Records >>

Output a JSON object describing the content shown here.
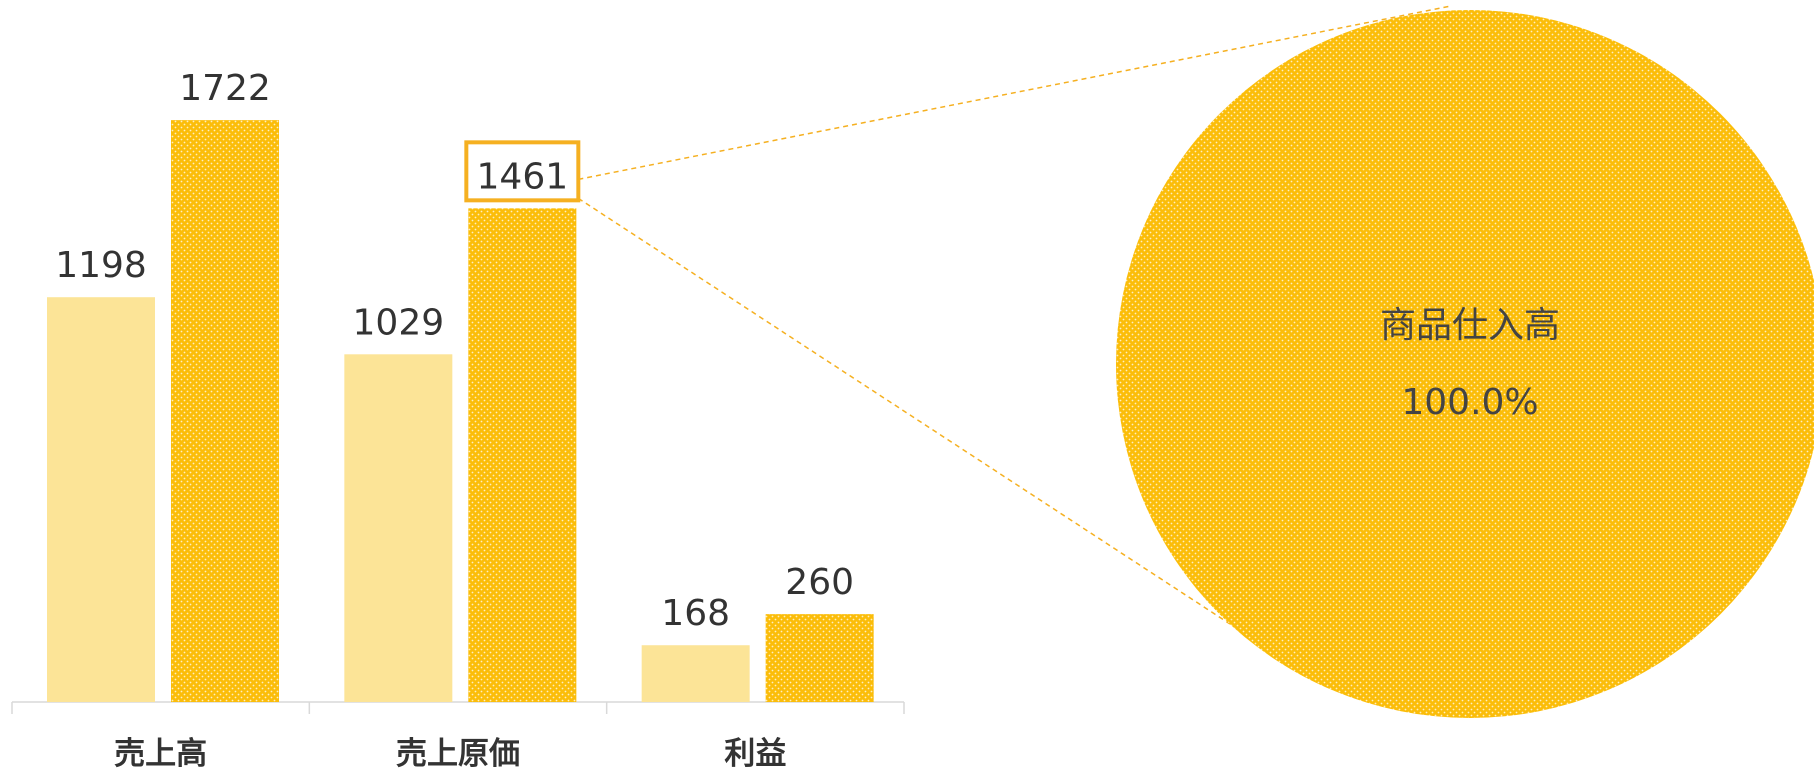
{
  "colors": {
    "bar_light": "#FCE497",
    "bar_dark": "#FBBD09",
    "pie": "#FBBD09",
    "connector": "#F5B021",
    "highlight_border": "#F5B021",
    "axis": "#D9D9D9",
    "text": "#333333"
  },
  "chart_data": [
    {
      "type": "bar",
      "categories": [
        "売上高",
        "売上原価",
        "利益"
      ],
      "series": [
        {
          "values": [
            1198,
            1029,
            168
          ],
          "color": "#FCE497",
          "pattern": "solid"
        },
        {
          "values": [
            1722,
            1461,
            260
          ],
          "color": "#FBBD09",
          "pattern": "dotted"
        }
      ],
      "data_labels": true,
      "highlighted_point": {
        "category": "売上原価",
        "series_index": 1,
        "value": 1461
      },
      "ylim": [
        0,
        1900
      ],
      "grid": false,
      "legend": "none"
    },
    {
      "type": "pie",
      "slices": [
        {
          "label": "商品仕入高",
          "value": 100.0,
          "value_label": "100.0%",
          "color": "#FBBD09"
        }
      ],
      "breakout_of": {
        "category": "売上原価",
        "series_index": 1
      },
      "grid": false,
      "legend": "none"
    }
  ]
}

What to work on >>
Restate the entire listing word for word, excluding pictures.

Task solution >>
Output a JSON object describing the content shown here.
{
  "colors": {
    "bar_light": "#FCE497",
    "bar_dark": "#FBBD09",
    "pie": "#FBBD09",
    "connector": "#F5B021",
    "highlight_border": "#F5B021",
    "axis": "#D9D9D9",
    "text": "#333333"
  },
  "chart_data": [
    {
      "type": "bar",
      "categories": [
        "売上高",
        "売上原価",
        "利益"
      ],
      "series": [
        {
          "values": [
            1198,
            1029,
            168
          ],
          "color": "#FCE497",
          "pattern": "solid"
        },
        {
          "values": [
            1722,
            1461,
            260
          ],
          "color": "#FBBD09",
          "pattern": "dotted"
        }
      ],
      "data_labels": true,
      "highlighted_point": {
        "category": "売上原価",
        "series_index": 1,
        "value": 1461
      },
      "ylim": [
        0,
        1900
      ],
      "grid": false,
      "legend": "none"
    },
    {
      "type": "pie",
      "slices": [
        {
          "label": "商品仕入高",
          "value": 100.0,
          "value_label": "100.0%",
          "color": "#FBBD09"
        }
      ],
      "breakout_of": {
        "category": "売上原価",
        "series_index": 1
      },
      "grid": false,
      "legend": "none"
    }
  ]
}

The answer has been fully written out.